(Dataset records)
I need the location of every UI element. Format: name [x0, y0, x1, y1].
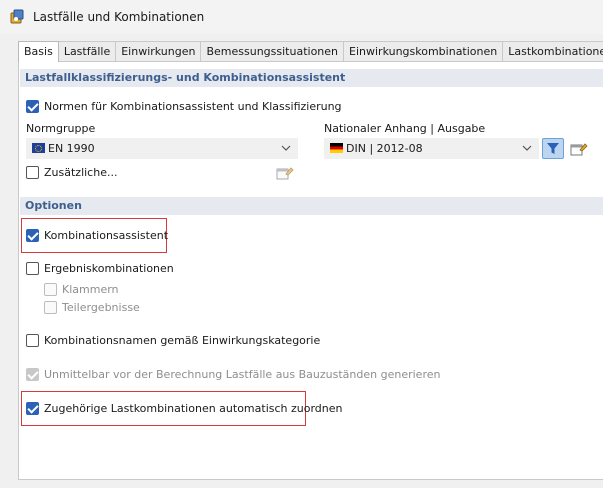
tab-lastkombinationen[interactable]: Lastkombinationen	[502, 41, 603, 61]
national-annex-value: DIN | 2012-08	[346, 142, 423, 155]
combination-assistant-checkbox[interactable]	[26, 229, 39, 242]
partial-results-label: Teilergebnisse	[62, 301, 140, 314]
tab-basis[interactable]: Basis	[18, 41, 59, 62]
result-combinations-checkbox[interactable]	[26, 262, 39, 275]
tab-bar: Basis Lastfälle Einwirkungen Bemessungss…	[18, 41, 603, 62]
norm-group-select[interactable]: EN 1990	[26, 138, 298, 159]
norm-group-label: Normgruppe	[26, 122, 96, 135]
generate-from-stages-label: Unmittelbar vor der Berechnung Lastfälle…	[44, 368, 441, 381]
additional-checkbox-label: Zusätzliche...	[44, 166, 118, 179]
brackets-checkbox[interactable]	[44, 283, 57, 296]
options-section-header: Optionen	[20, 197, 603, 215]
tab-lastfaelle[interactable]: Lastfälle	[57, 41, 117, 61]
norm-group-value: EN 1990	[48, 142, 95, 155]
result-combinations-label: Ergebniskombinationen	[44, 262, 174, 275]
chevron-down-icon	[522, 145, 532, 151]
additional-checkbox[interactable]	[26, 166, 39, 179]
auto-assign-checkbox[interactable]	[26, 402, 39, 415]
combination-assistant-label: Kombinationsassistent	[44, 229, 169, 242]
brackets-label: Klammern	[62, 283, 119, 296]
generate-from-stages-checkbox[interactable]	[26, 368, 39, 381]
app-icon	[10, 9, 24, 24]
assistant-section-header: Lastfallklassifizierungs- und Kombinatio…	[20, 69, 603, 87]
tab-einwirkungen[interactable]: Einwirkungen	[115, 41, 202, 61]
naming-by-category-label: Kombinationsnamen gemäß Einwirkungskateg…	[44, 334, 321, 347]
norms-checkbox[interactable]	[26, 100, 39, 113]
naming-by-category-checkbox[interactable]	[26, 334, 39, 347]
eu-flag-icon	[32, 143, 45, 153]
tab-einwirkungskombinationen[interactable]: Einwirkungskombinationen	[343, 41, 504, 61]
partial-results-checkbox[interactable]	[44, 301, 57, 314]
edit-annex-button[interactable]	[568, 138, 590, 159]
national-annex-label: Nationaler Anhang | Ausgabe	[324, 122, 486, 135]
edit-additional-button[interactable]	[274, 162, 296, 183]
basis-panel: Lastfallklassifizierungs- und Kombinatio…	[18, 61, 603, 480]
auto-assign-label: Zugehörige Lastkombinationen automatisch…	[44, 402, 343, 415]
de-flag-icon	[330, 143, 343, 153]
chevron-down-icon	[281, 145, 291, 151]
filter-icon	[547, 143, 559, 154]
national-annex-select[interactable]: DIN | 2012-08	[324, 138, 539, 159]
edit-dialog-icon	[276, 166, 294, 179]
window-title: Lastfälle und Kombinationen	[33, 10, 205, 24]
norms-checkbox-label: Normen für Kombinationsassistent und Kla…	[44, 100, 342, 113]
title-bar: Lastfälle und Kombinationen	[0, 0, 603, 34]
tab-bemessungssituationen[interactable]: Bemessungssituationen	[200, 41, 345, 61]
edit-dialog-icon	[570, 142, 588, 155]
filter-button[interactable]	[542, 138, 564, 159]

**EXERCISE OBJECTIVE**: Echo every line of the records above verbatim, leaving out the picture lines.

**ANSWER TO THIS EXERCISE**:
I need the location of every UI element. Format: name [x0, y0, x1, y1].
tab-lastkombinationen[interactable]: Lastkombinationen	[502, 41, 603, 61]
national-annex-value: DIN | 2012-08	[346, 142, 423, 155]
combination-assistant-checkbox[interactable]	[26, 229, 39, 242]
partial-results-label: Teilergebnisse	[62, 301, 140, 314]
tab-basis[interactable]: Basis	[18, 41, 59, 62]
result-combinations-checkbox[interactable]	[26, 262, 39, 275]
tab-bar: Basis Lastfälle Einwirkungen Bemessungss…	[18, 41, 603, 62]
norm-group-select[interactable]: EN 1990	[26, 138, 298, 159]
norm-group-label: Normgruppe	[26, 122, 96, 135]
generate-from-stages-label: Unmittelbar vor der Berechnung Lastfälle…	[44, 368, 441, 381]
additional-checkbox-label: Zusätzliche...	[44, 166, 118, 179]
brackets-checkbox[interactable]	[44, 283, 57, 296]
options-section-header: Optionen	[20, 197, 603, 215]
tab-lastfaelle[interactable]: Lastfälle	[57, 41, 117, 61]
norm-group-value: EN 1990	[48, 142, 95, 155]
result-combinations-label: Ergebniskombinationen	[44, 262, 174, 275]
chevron-down-icon	[522, 145, 532, 151]
additional-checkbox[interactable]	[26, 166, 39, 179]
auto-assign-checkbox[interactable]	[26, 402, 39, 415]
combination-assistant-label: Kombinationsassistent	[44, 229, 169, 242]
brackets-label: Klammern	[62, 283, 119, 296]
generate-from-stages-checkbox[interactable]	[26, 368, 39, 381]
app-icon	[10, 9, 24, 24]
assistant-section-header: Lastfallklassifizierungs- und Kombinatio…	[20, 69, 603, 87]
tab-einwirkungen[interactable]: Einwirkungen	[115, 41, 202, 61]
naming-by-category-label: Kombinationsnamen gemäß Einwirkungskateg…	[44, 334, 321, 347]
norms-checkbox[interactable]	[26, 100, 39, 113]
naming-by-category-checkbox[interactable]	[26, 334, 39, 347]
eu-flag-icon	[32, 143, 45, 153]
tab-einwirkungskombinationen[interactable]: Einwirkungskombinationen	[343, 41, 504, 61]
partial-results-checkbox[interactable]	[44, 301, 57, 314]
edit-annex-button[interactable]	[568, 138, 590, 159]
national-annex-label: Nationaler Anhang | Ausgabe	[324, 122, 486, 135]
edit-additional-button[interactable]	[274, 162, 296, 183]
basis-panel: Lastfallklassifizierungs- und Kombinatio…	[18, 61, 603, 480]
auto-assign-label: Zugehörige Lastkombinationen automatisch…	[44, 402, 343, 415]
de-flag-icon	[330, 143, 343, 153]
chevron-down-icon	[281, 145, 291, 151]
filter-icon	[547, 143, 559, 154]
national-annex-select[interactable]: DIN | 2012-08	[324, 138, 539, 159]
edit-dialog-icon	[276, 166, 294, 179]
window-title: Lastfälle und Kombinationen	[33, 10, 205, 24]
norms-checkbox-label: Normen für Kombinationsassistent und Kla…	[44, 100, 342, 113]
title-bar: Lastfälle und Kombinationen	[0, 0, 603, 34]
tab-bemessungssituationen[interactable]: Bemessungssituationen	[200, 41, 345, 61]
edit-dialog-icon	[570, 142, 588, 155]
filter-button[interactable]	[542, 138, 564, 159]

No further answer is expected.